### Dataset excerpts
******

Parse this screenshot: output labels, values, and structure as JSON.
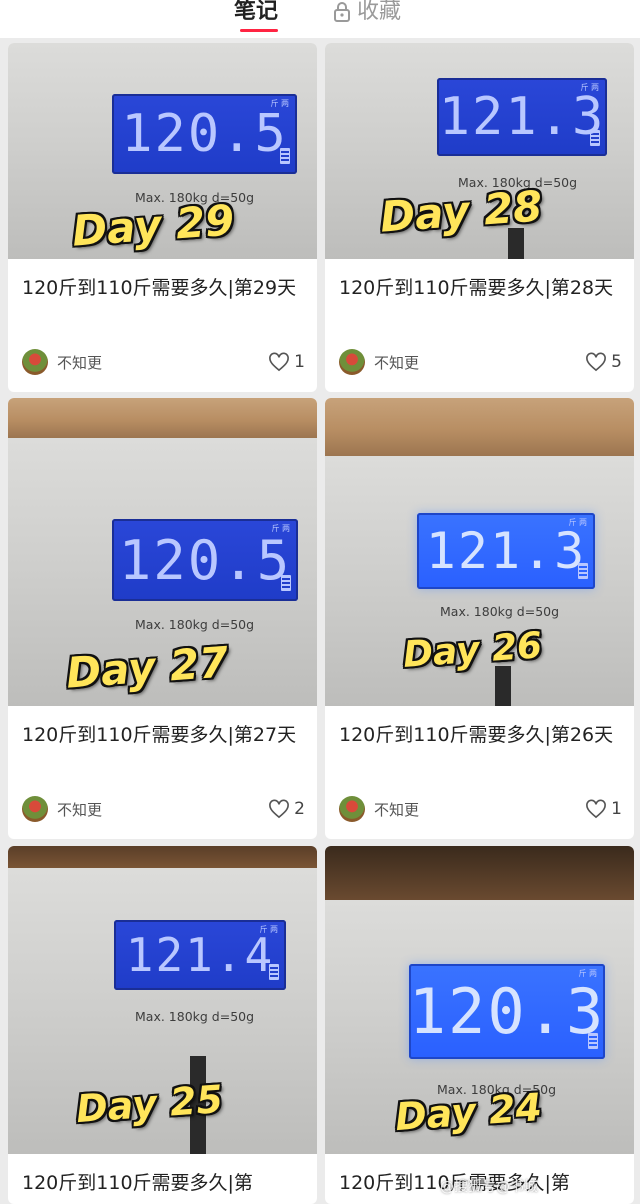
{
  "tabs": {
    "notes": "笔记",
    "favorites": "收藏"
  },
  "cards": [
    {
      "reading": "120.5",
      "scale_spec": "Max. 180kg d=50g",
      "day": "Day 29",
      "title": "120斤到110斤需要多久|第29天",
      "author": "不知更",
      "likes": "1"
    },
    {
      "reading": "121.3",
      "scale_spec": "Max. 180kg d=50g",
      "day": "Day 28",
      "title": "120斤到110斤需要多久|第28天",
      "author": "不知更",
      "likes": "5"
    },
    {
      "reading": "120.5",
      "scale_spec": "Max. 180kg d=50g",
      "day": "Day 27",
      "title": "120斤到110斤需要多久|第27天",
      "author": "不知更",
      "likes": "2"
    },
    {
      "reading": "121.3",
      "scale_spec": "Max. 180kg d=50g",
      "day": "Day 26",
      "title": "120斤到110斤需要多久|第26天",
      "author": "不知更",
      "likes": "1"
    },
    {
      "reading": "121.4",
      "scale_spec": "Max. 180kg d=50g",
      "day": "Day 25",
      "title": "120斤到110斤需要多久|第",
      "author": "",
      "likes": ""
    },
    {
      "reading": "120.3",
      "scale_spec": "Max. 180kg d=50g",
      "day": "Day 24",
      "title": "120斤到110斤需要多久|第",
      "author": "",
      "likes": ""
    }
  ],
  "lcd_unit": "斤 两",
  "watermark": "@搜狐号@书城"
}
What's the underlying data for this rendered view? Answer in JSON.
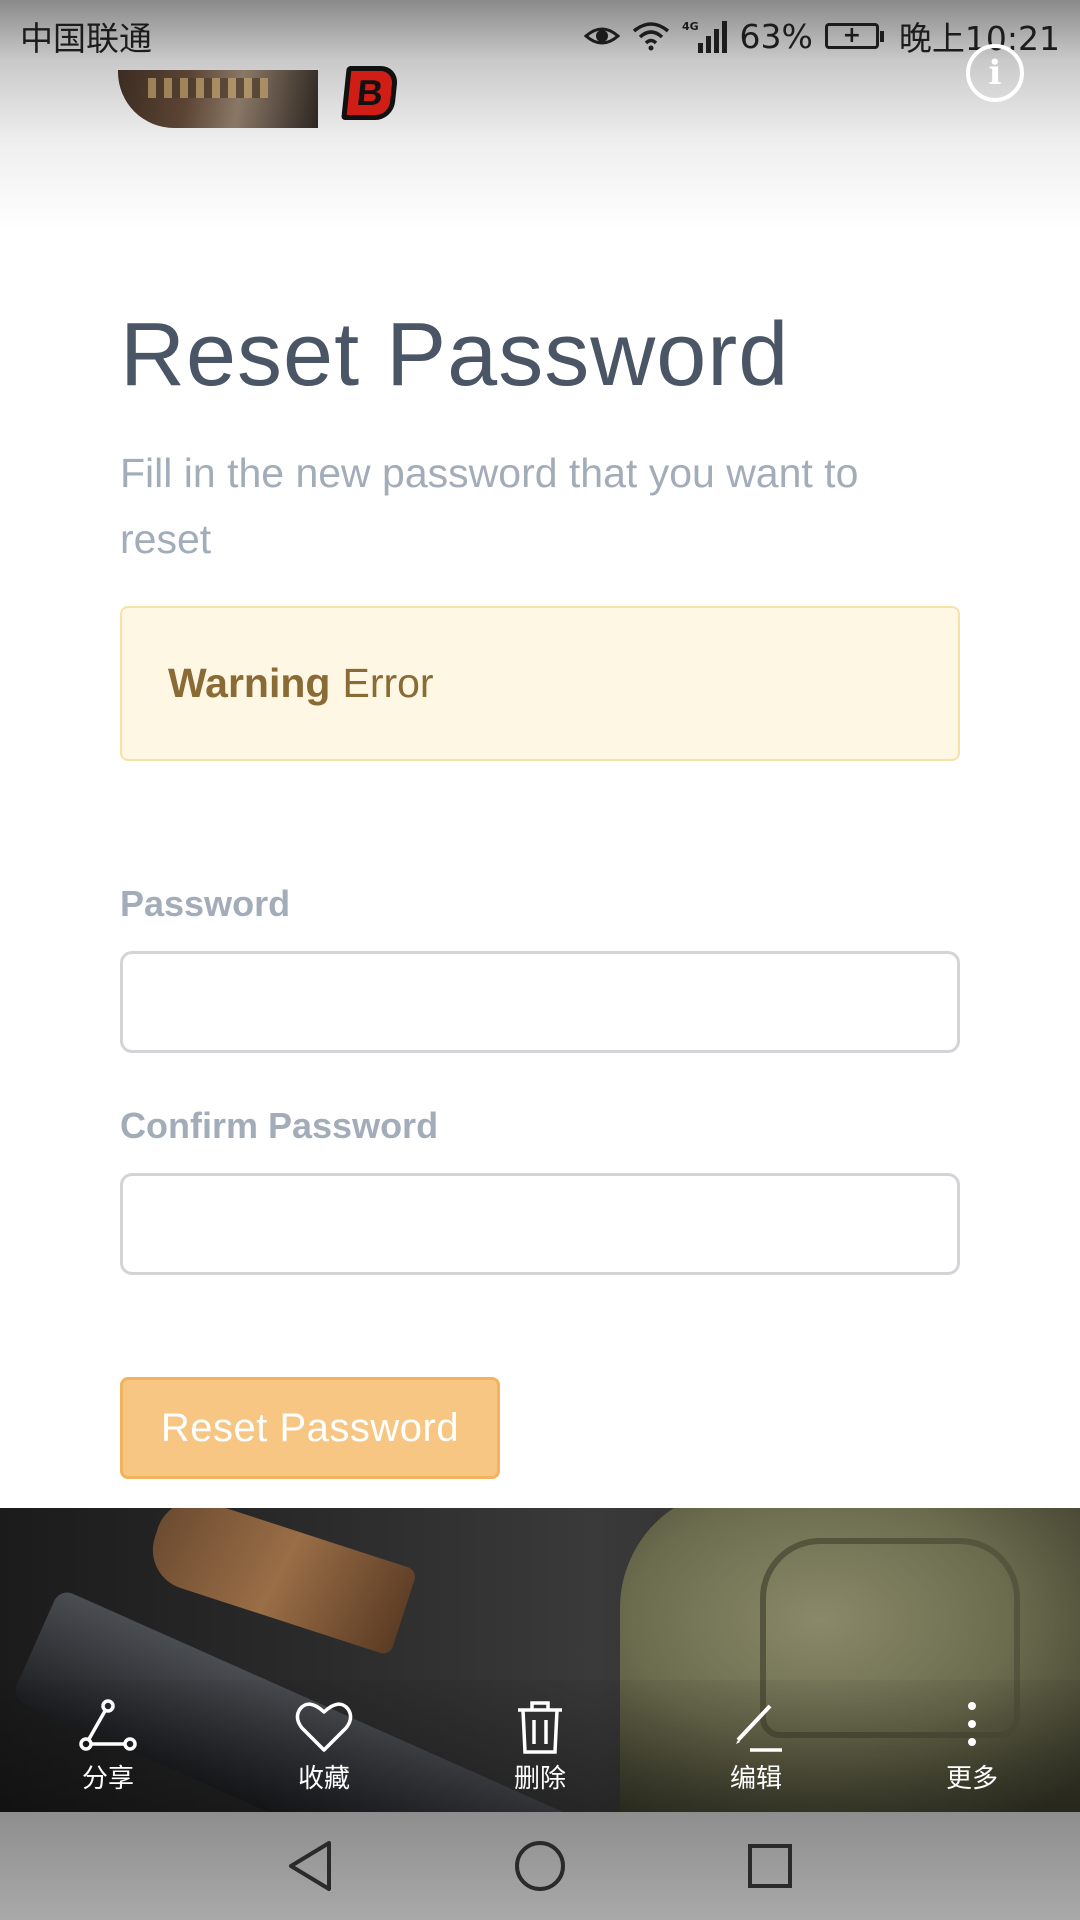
{
  "status_bar": {
    "carrier": "中国联通",
    "network": "4G",
    "battery_percent": "63%",
    "time": "晚上10:21"
  },
  "header": {
    "logo_letter": "B",
    "info_icon": "info-icon"
  },
  "form": {
    "title": "Reset Password",
    "subtitle": "Fill in the new password that you want to reset",
    "alert": {
      "strong": "Warning",
      "message": "Error"
    },
    "password_label": "Password",
    "password_value": "",
    "confirm_label": "Confirm Password",
    "confirm_value": "",
    "submit_label": "Reset Password"
  },
  "toolbar": {
    "items": [
      {
        "label": "分享",
        "icon": "share-icon"
      },
      {
        "label": "收藏",
        "icon": "heart-icon"
      },
      {
        "label": "删除",
        "icon": "trash-icon"
      },
      {
        "label": "编辑",
        "icon": "pencil-icon"
      },
      {
        "label": "更多",
        "icon": "more-vertical-icon"
      }
    ]
  },
  "colors": {
    "title": "#4a5566",
    "muted": "#a3acb9",
    "alert_bg": "#fdf7e4",
    "alert_text": "#8a6a35",
    "button_bg": "#f6c682"
  }
}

******

### SET PROBLEM
Where a line of the records above holds the word "this", copy that line.

### WORKED SOLUTION
Parse this screenshot: output labels, values, and structure as JSON.
What's the underlying data for this rendered view? Answer in JSON.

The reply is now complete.